Recorded data:

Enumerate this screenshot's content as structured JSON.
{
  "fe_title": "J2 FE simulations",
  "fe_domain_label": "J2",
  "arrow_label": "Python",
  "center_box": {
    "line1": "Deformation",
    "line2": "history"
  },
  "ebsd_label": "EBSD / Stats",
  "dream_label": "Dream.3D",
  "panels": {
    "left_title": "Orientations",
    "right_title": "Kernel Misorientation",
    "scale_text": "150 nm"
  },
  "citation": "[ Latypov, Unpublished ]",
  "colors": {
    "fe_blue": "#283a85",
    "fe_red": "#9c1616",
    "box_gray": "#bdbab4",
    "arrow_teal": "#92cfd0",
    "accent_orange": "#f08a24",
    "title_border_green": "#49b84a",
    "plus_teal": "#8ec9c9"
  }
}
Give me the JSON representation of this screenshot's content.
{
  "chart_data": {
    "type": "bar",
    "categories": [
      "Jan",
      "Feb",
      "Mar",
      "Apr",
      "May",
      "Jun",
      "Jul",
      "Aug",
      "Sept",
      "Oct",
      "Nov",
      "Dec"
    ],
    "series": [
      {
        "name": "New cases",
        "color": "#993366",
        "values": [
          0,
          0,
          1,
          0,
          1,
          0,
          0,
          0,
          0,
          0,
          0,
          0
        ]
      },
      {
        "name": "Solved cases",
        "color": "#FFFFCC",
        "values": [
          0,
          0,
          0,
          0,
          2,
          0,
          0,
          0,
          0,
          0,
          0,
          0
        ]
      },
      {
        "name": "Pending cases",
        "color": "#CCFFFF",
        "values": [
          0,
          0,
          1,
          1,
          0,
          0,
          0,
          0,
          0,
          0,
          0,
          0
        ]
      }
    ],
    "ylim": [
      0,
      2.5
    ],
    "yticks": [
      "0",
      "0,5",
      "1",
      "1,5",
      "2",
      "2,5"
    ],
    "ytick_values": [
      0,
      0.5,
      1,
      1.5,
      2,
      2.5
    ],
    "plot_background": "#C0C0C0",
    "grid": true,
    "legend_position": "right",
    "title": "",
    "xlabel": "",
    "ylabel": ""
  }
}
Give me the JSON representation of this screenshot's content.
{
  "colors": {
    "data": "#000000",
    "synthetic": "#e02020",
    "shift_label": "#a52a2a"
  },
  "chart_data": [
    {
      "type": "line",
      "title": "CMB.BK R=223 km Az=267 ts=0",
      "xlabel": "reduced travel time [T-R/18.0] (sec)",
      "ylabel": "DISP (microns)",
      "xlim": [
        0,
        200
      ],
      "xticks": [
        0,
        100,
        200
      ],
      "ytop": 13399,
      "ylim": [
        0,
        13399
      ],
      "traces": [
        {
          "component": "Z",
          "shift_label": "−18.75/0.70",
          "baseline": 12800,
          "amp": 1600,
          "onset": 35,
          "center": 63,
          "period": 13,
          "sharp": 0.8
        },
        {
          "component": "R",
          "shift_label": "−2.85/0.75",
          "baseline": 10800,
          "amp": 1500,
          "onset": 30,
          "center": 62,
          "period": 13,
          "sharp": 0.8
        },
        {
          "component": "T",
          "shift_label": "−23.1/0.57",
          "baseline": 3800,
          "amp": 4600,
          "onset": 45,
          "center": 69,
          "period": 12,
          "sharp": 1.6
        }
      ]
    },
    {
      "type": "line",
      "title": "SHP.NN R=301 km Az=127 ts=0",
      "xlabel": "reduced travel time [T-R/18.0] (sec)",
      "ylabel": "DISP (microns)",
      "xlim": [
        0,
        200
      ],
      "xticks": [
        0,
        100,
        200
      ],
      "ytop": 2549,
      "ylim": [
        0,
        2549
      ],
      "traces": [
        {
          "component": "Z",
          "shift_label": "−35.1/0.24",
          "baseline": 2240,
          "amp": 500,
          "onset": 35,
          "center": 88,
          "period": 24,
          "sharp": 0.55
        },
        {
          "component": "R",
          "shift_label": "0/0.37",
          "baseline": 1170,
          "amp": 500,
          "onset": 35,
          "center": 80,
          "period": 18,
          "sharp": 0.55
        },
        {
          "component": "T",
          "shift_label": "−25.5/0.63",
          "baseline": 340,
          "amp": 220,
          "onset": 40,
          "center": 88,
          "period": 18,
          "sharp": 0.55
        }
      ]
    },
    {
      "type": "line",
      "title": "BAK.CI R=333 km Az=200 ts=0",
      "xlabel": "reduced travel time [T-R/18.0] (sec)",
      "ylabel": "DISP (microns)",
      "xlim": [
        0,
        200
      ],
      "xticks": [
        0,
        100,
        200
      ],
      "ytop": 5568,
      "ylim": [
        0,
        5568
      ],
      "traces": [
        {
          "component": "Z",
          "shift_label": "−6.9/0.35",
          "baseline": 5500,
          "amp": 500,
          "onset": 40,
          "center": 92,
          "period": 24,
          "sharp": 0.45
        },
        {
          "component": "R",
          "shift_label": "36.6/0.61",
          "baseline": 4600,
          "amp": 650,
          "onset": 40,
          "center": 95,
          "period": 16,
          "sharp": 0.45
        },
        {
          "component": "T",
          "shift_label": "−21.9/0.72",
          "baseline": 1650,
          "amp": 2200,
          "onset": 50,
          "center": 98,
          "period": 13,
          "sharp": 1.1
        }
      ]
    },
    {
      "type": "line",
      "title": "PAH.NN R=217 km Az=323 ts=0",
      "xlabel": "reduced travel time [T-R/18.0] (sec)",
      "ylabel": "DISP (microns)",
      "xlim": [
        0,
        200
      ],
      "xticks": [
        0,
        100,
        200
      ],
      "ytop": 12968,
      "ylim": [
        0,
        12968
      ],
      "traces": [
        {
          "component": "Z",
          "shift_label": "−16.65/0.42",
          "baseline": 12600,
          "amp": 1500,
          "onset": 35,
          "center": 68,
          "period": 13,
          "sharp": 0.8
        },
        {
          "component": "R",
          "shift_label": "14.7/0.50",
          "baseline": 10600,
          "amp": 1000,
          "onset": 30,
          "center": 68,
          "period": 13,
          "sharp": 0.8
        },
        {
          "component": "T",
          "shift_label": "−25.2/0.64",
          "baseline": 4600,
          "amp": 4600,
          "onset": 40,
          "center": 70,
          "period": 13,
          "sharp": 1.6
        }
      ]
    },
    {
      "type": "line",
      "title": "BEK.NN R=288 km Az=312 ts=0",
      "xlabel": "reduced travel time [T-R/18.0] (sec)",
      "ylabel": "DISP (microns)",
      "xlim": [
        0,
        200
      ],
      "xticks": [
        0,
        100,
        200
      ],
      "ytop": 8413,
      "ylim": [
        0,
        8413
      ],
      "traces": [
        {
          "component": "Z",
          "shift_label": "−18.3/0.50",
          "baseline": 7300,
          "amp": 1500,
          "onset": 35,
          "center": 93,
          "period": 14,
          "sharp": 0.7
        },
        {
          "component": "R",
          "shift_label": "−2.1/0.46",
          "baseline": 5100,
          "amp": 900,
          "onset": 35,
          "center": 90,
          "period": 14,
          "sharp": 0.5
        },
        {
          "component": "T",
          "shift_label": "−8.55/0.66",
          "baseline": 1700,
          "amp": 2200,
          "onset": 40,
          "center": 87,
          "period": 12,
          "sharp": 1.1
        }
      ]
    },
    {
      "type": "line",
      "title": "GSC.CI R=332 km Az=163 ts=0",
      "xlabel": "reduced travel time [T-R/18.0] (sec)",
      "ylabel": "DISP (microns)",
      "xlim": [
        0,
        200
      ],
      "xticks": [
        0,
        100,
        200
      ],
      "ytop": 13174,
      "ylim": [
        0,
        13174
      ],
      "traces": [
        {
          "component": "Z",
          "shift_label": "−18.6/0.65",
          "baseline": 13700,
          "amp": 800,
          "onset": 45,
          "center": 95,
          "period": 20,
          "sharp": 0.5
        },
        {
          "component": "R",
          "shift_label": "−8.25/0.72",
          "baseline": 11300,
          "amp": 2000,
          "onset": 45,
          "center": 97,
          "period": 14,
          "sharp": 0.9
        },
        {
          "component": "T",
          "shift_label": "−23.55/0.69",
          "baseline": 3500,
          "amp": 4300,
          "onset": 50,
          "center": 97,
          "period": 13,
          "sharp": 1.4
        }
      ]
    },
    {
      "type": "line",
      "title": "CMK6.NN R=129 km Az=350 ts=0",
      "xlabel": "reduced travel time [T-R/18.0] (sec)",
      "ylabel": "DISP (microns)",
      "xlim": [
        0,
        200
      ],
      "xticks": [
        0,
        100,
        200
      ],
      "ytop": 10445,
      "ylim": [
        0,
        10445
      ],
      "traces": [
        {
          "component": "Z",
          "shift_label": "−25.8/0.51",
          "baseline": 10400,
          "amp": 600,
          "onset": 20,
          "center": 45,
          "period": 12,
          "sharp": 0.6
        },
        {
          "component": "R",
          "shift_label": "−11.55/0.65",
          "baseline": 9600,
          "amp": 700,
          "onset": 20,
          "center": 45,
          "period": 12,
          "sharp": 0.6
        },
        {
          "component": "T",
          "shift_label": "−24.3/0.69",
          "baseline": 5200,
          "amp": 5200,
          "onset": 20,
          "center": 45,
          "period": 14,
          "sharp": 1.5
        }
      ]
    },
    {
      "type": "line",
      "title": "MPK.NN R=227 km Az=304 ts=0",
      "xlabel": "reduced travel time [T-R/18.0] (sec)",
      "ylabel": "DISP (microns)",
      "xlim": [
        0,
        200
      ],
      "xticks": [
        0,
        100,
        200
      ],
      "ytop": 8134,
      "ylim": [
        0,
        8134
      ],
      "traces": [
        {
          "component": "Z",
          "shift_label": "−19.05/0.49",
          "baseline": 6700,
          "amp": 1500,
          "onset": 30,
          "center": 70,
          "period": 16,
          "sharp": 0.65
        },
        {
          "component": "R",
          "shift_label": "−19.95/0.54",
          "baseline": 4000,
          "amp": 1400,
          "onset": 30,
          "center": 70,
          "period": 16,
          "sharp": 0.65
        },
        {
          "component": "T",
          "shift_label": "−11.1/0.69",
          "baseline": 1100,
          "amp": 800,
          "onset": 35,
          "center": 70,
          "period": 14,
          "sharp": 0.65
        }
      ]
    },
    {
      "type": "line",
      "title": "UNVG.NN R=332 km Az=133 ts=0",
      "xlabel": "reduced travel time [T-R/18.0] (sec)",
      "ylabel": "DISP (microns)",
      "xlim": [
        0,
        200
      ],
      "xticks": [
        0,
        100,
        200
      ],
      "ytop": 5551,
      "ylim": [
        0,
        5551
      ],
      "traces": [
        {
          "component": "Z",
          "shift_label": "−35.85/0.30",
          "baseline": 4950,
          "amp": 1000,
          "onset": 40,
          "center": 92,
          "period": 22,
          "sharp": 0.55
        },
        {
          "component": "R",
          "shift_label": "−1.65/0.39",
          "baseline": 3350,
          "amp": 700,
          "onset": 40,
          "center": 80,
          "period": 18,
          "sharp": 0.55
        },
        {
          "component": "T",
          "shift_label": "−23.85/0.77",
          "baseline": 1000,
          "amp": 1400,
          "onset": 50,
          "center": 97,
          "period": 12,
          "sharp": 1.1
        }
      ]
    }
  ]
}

Exercise instructions
Extract each line from the listing that holds the word "cases".

Answer to the exercise
        "name": "New cases",
        "name": "Solved cases",
        "name": "Pending cases",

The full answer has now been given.